→ Task:
Quote all of the data that follows exactly as written, skipping the images.

#### Provided records

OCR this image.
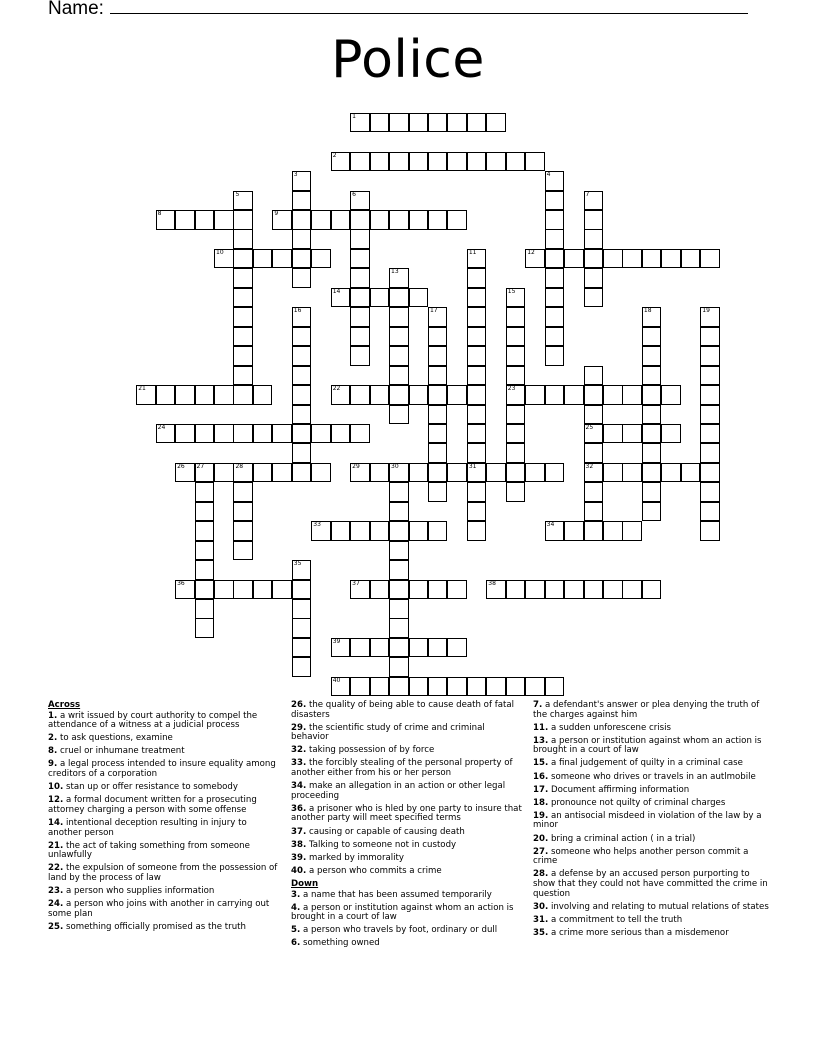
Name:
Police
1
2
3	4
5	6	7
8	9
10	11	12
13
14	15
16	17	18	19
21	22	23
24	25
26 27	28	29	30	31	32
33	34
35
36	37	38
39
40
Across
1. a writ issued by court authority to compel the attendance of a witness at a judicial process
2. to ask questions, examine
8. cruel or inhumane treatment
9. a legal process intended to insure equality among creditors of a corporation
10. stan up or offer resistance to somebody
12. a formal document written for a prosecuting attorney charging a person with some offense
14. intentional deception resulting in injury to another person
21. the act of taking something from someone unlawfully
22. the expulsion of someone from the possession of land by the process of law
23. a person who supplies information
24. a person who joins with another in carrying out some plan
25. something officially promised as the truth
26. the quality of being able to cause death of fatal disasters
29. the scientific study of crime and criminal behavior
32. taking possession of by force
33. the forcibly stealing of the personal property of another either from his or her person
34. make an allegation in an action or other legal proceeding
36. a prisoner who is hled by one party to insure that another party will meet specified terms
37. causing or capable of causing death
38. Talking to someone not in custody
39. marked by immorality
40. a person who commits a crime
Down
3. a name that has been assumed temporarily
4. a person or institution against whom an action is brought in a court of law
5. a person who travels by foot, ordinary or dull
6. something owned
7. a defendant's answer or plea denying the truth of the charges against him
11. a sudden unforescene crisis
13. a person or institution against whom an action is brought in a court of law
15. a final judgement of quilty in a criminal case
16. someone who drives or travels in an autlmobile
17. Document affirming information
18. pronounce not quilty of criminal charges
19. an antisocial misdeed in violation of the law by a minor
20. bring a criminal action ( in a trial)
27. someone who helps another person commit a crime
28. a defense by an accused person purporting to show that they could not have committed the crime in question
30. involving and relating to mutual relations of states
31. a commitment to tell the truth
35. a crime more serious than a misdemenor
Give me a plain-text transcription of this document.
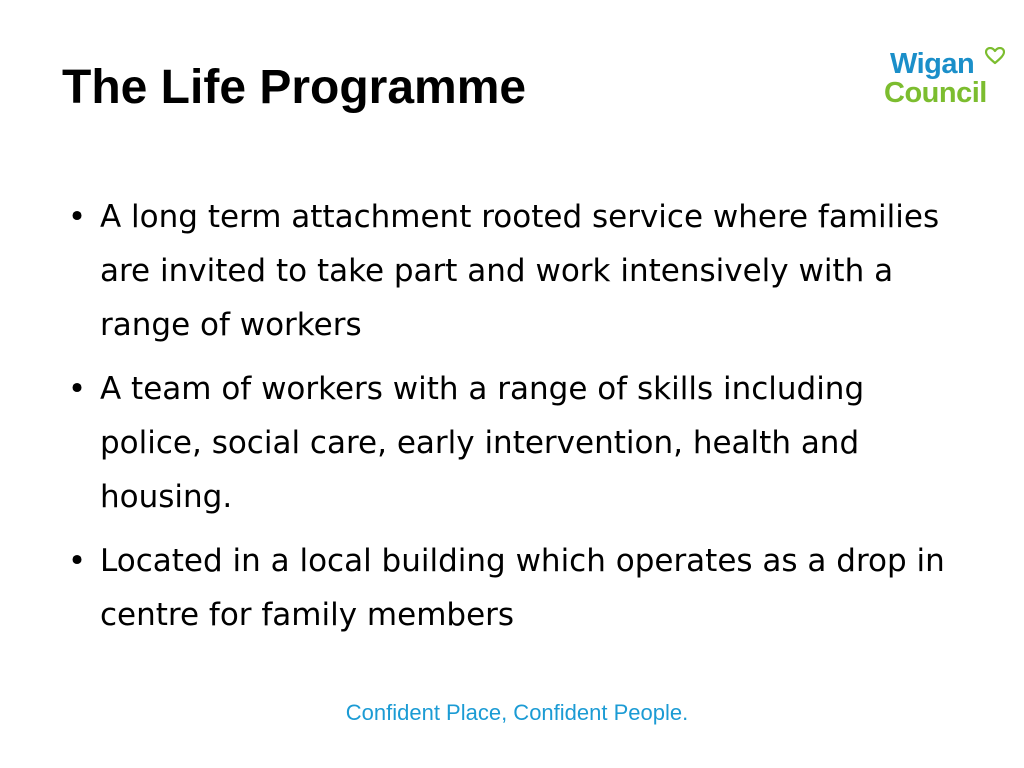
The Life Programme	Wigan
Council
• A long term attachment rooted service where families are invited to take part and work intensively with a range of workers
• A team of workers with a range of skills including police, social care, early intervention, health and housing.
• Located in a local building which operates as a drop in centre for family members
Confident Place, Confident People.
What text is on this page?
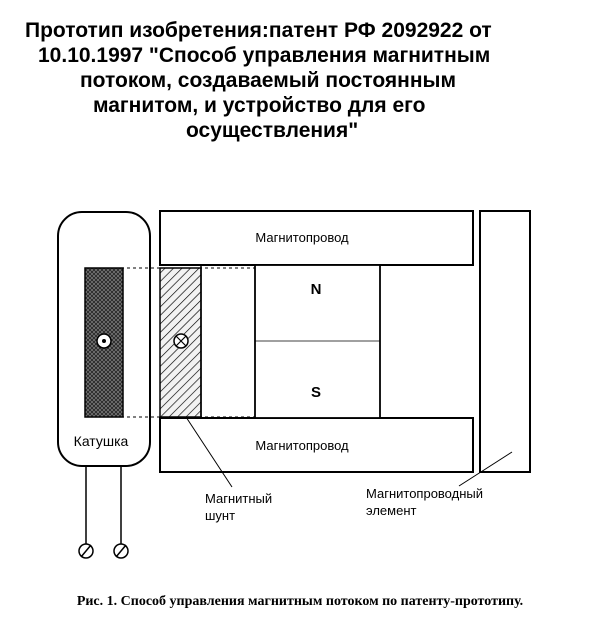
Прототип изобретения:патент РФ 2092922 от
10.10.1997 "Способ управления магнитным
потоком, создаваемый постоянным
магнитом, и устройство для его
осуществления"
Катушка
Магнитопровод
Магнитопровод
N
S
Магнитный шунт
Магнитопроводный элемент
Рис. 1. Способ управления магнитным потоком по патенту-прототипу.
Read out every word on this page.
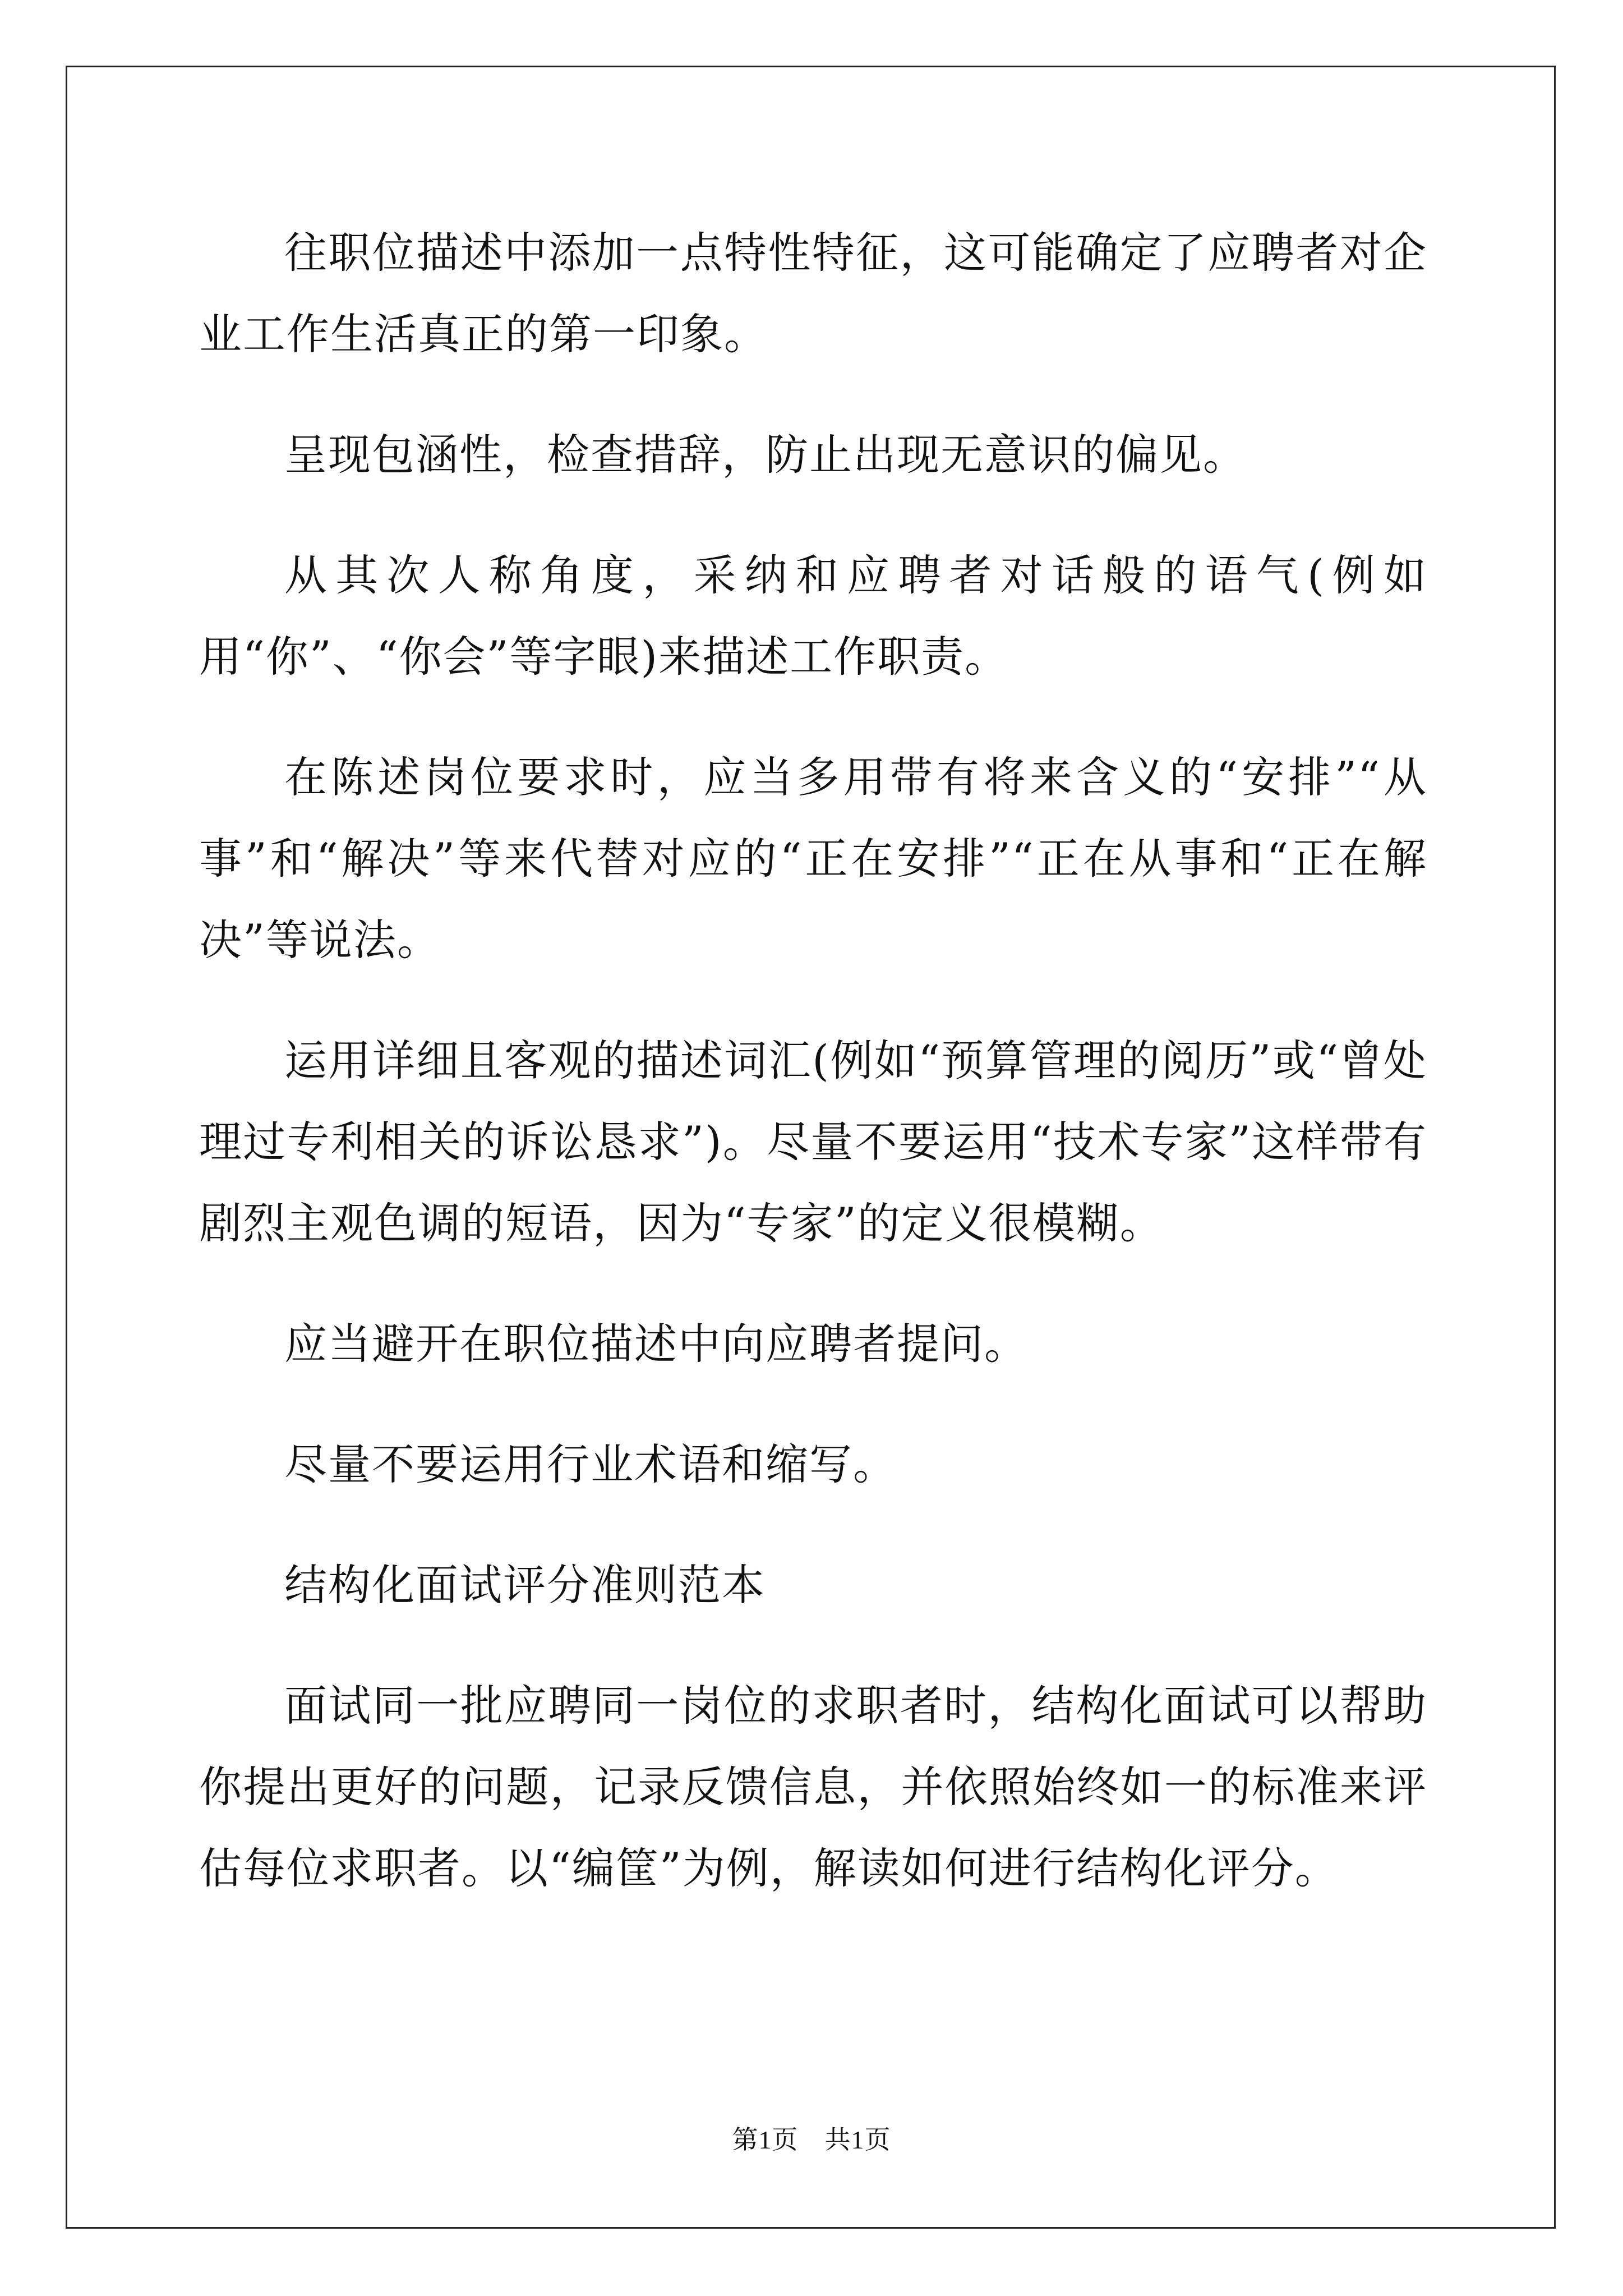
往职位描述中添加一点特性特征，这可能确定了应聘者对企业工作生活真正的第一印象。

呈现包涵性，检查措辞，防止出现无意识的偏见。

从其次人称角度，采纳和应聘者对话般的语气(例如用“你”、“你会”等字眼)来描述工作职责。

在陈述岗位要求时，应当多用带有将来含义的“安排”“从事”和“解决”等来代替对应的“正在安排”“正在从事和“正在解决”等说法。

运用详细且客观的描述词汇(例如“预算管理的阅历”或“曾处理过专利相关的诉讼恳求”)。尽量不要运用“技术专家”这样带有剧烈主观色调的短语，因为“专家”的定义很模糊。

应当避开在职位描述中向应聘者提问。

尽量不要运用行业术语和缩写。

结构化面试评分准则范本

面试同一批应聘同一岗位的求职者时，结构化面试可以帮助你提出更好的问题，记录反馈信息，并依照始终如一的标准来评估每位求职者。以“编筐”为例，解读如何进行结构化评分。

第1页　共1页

########

→ Complete answer:
OCR this image.
Name:
Police
1
2
3	4
5	6	7
8	9
10	11	12
13
14	15
16	17	18	19
21	22	23
24	25
26 27	28	29	30	31	32
33	34
35
36	37	38
39
40
Across
1. a writ issued by court authority to compel the attendance of a witness at a judicial process
2. to ask questions, examine
8. cruel or inhumane treatment
9. a legal process intended to insure equality among creditors of a corporation
10. stan up or offer resistance to somebody
12. a formal document written for a prosecuting attorney charging a person with some offense
14. intentional deception resulting in injury to another person
21. the act of taking something from someone unlawfully
22. the expulsion of someone from the possession of land by the process of law
23. a person who supplies information
24. a person who joins with another in carrying out some plan
25. something officially promised as the truth
26. the quality of being able to cause death of fatal disasters
29. the scientific study of crime and criminal behavior
32. taking possession of by force
33. the forcibly stealing of the personal property of another either from his or her person
34. make an allegation in an action or other legal proceeding
36. a prisoner who is hled by one party to insure that another party will meet specified terms
37. causing or capable of causing death
38. Talking to someone not in custody
39. marked by immorality
40. a person who commits a crime
Down
3. a name that has been assumed temporarily
4. a person or institution against whom an action is brought in a court of law
5. a person who travels by foot, ordinary or dull
6. something owned
7. a defendant's answer or plea denying the truth of the charges against him
11. a sudden unforescene crisis
13. a person or institution against whom an action is brought in a court of law
15. a final judgement of quilty in a criminal case
16. someone who drives or travels in an autlmobile
17. Document affirming information
18. pronounce not quilty of criminal charges
19. an antisocial misdeed in violation of the law by a minor
20. bring a criminal action ( in a trial)
27. someone who helps another person commit a crime
28. a defense by an accused person purporting to show that they could not have committed the crime in question
30. involving and relating to mutual relations of states
31. a commitment to tell the truth
35. a crime more serious than a misdemenor
Give me a plain-text transcription of this document.
The Life Programme	Wigan
Council
• A long term attachment rooted service where families are invited to take part and work intensively with a range of workers
• A team of workers with a range of skills including police, social care, early intervention, health and housing.
• Located in a local building which operates as a drop in centre for family members
Confident Place, Confident People.
What text is on this page?
Прототип изобретения:патент РФ 2092922 от
10.10.1997 "Способ управления магнитным
потоком, создаваемый постоянным
магнитом, и устройство для его
осуществления"
Катушка
Магнитопровод
Магнитопровод
N
S
Магнитный шунт
Магнитопроводный элемент
Рис. 1. Способ управления магнитным потоком по патенту-прототипу.
Read out every word on this page.
往职位描述中添加一点特性特征，这可能确定了应聘者对企业工作生活真正的第一印象。

呈现包涵性，检查措辞，防止出现无意识的偏见。

从其次人称角度，采纳和应聘者对话般的语气(例如用“你”、“你会”等字眼)来描述工作职责。

在陈述岗位要求时，应当多用带有将来含义的“安排”“从事”和“解决”等来代替对应的“正在安排”“正在从事和“正在解决”等说法。

运用详细且客观的描述词汇(例如“预算管理的阅历”或“曾处理过专利相关的诉讼恳求”)。尽量不要运用“技术专家”这样带有剧烈主观色调的短语，因为“专家”的定义很模糊。

应当避开在职位描述中向应聘者提问。

尽量不要运用行业术语和缩写。

结构化面试评分准则范本

面试同一批应聘同一岗位的求职者时，结构化面试可以帮助你提出更好的问题，记录反馈信息，并依照始终如一的标准来评估每位求职者。以“编筐”为例，解读如何进行结构化评分。

第1页　共1页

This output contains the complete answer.